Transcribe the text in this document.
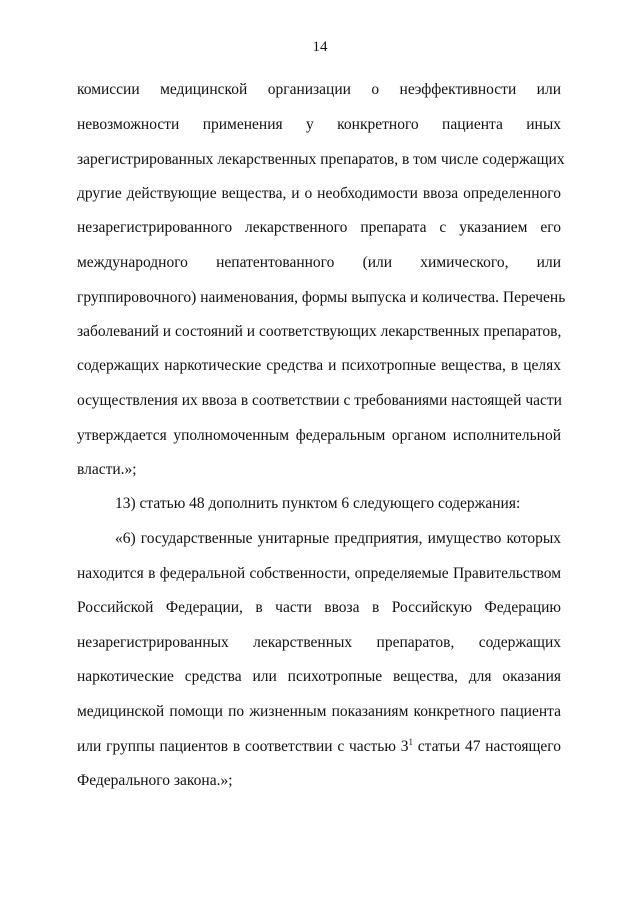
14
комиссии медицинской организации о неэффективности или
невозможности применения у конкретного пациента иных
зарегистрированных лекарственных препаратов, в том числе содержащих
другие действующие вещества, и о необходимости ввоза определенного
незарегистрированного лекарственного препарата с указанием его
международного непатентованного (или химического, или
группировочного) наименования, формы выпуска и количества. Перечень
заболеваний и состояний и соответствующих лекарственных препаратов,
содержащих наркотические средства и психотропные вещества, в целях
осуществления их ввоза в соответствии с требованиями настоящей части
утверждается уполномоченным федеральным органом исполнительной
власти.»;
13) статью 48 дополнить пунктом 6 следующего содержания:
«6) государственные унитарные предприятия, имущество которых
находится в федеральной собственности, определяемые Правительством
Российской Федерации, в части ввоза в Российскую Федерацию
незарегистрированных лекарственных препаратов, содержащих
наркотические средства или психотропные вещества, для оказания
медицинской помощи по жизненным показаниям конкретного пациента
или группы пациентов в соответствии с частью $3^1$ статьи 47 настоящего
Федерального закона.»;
--
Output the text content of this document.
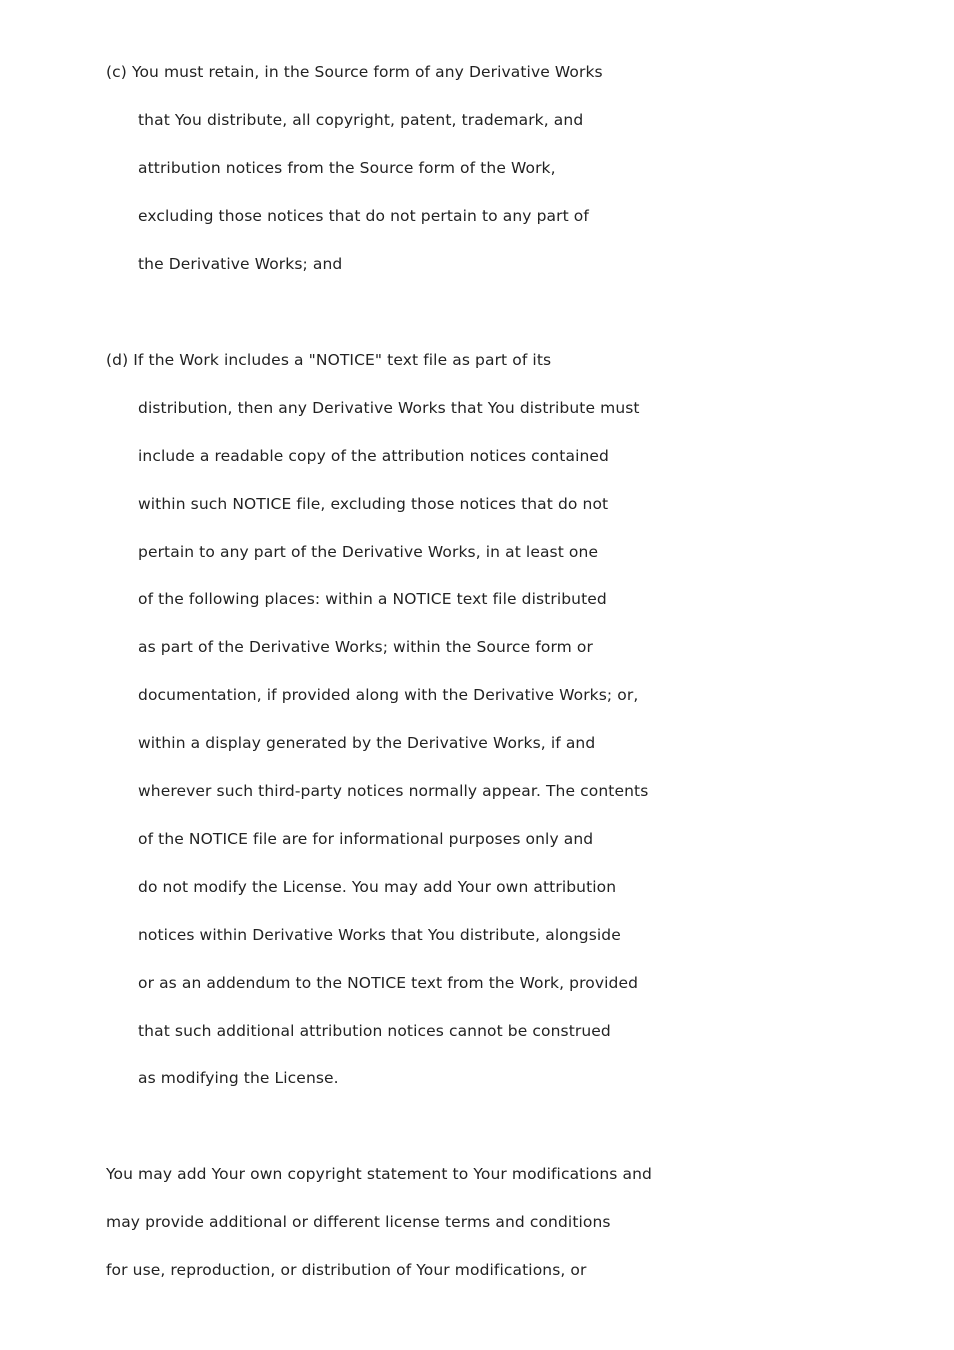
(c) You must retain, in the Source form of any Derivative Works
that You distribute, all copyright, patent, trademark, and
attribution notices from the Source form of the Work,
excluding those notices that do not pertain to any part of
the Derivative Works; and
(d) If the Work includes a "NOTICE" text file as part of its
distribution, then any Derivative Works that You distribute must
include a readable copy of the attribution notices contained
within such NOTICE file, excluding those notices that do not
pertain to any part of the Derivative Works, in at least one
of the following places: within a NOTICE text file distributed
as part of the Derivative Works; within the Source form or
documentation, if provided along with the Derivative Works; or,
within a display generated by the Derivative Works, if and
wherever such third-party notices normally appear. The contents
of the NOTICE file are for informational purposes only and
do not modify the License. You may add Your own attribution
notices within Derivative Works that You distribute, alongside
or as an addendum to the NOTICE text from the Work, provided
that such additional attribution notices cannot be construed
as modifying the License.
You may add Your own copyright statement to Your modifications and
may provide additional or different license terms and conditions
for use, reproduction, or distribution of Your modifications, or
--
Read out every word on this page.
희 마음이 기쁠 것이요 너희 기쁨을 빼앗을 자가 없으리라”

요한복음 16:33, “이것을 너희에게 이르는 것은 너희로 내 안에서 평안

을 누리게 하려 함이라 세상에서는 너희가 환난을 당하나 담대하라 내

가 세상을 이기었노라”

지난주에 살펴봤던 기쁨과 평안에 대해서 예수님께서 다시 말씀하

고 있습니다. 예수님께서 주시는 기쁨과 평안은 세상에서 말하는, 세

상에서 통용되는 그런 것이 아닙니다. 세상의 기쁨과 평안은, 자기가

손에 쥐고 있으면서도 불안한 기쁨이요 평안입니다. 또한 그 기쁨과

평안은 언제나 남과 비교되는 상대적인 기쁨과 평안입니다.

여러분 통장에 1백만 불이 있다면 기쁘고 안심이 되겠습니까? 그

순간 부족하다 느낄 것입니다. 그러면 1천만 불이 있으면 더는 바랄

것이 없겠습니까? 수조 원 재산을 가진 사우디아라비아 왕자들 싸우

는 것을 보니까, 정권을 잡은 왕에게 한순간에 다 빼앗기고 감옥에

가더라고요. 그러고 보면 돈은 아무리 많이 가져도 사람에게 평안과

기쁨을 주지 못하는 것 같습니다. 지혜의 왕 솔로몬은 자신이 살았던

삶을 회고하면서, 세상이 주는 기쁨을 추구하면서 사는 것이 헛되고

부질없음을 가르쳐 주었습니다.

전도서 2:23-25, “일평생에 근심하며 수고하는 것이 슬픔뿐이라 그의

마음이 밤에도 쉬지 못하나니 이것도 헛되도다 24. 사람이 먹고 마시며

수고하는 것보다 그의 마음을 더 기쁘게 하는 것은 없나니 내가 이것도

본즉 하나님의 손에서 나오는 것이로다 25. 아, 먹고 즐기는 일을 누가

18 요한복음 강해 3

*Task requirements*
Extract each line from the listing that holds the word "attribution".

*Task response*
attribution notices from the Source form of the Work,
include a readable copy of the attribution notices contained
do not modify the License. You may add Your own attribution
that such additional attribution notices cannot be construed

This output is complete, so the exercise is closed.